> _THE REQUEST_
Transcribe the records below in full; pictures stay out of the copy.

---------- RECORDS PROVIDED

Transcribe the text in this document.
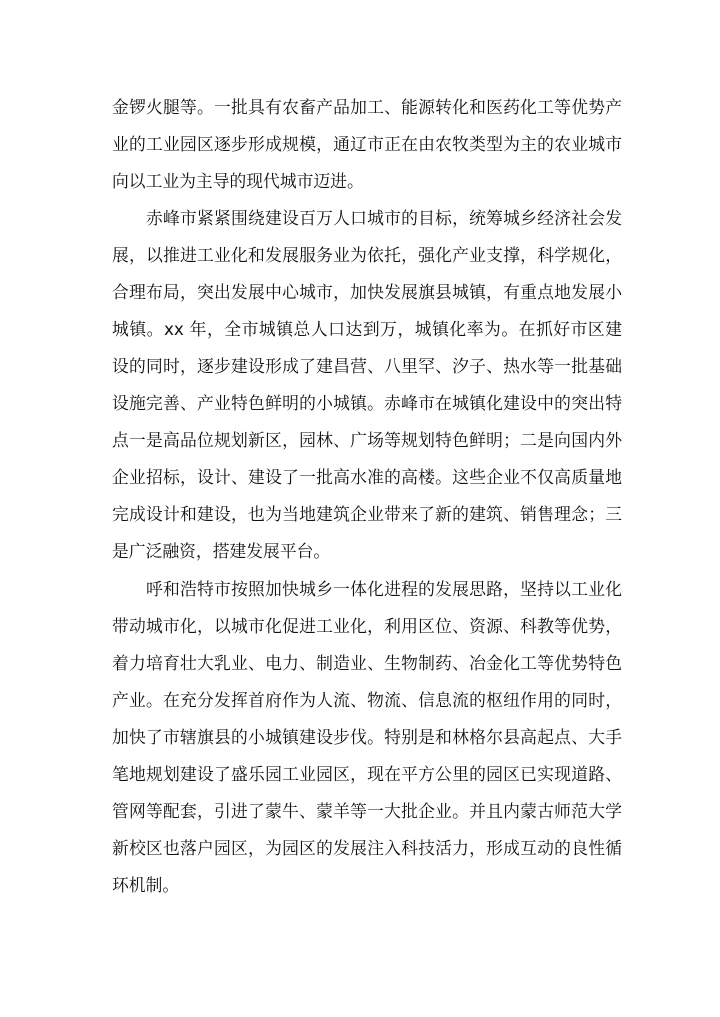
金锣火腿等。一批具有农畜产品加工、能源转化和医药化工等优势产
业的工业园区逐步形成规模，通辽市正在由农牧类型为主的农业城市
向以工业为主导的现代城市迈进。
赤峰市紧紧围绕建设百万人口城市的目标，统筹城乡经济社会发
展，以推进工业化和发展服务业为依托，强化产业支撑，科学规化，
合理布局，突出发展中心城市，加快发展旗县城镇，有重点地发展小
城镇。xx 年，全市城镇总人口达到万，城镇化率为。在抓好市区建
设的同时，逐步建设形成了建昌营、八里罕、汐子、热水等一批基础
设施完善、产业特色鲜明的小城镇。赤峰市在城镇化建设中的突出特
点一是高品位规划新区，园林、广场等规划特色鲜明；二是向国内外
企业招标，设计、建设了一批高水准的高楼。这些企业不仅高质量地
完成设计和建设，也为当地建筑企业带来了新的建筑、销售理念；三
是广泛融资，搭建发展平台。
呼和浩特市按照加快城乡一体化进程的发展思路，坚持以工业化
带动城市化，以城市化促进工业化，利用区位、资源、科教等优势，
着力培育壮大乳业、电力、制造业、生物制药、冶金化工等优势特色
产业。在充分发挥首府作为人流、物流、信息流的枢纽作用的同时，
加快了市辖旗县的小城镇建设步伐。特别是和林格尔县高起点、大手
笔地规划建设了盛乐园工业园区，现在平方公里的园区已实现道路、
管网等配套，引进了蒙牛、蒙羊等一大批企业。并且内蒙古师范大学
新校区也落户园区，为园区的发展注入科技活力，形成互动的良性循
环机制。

--------------------

> _RESPONSE TO THIS EXERCISE_
Transcribe the text in this document.
金锣火腿等。一批具有农畜产品加工、能源转化和医药化工等优势产
业的工业园区逐步形成规模，通辽市正在由农牧类型为主的农业城市
向以工业为主导的现代城市迈进。
赤峰市紧紧围绕建设百万人口城市的目标，统筹城乡经济社会发
展，以推进工业化和发展服务业为依托，强化产业支撑，科学规化，
合理布局，突出发展中心城市，加快发展旗县城镇，有重点地发展小
城镇。xx 年，全市城镇总人口达到万，城镇化率为。在抓好市区建
设的同时，逐步建设形成了建昌营、八里罕、汐子、热水等一批基础
设施完善、产业特色鲜明的小城镇。赤峰市在城镇化建设中的突出特
点一是高品位规划新区，园林、广场等规划特色鲜明；二是向国内外
企业招标，设计、建设了一批高水准的高楼。这些企业不仅高质量地
完成设计和建设，也为当地建筑企业带来了新的建筑、销售理念；三
是广泛融资，搭建发展平台。
呼和浩特市按照加快城乡一体化进程的发展思路，坚持以工业化
带动城市化，以城市化促进工业化，利用区位、资源、科教等优势，
着力培育壮大乳业、电力、制造业、生物制药、冶金化工等优势特色
产业。在充分发挥首府作为人流、物流、信息流的枢纽作用的同时，
加快了市辖旗县的小城镇建设步伐。特别是和林格尔县高起点、大手
笔地规划建设了盛乐园工业园区，现在平方公里的园区已实现道路、
管网等配套，引进了蒙牛、蒙羊等一大批企业。并且内蒙古师范大学
新校区也落户园区，为园区的发展注入科技活力，形成互动的良性循
环机制。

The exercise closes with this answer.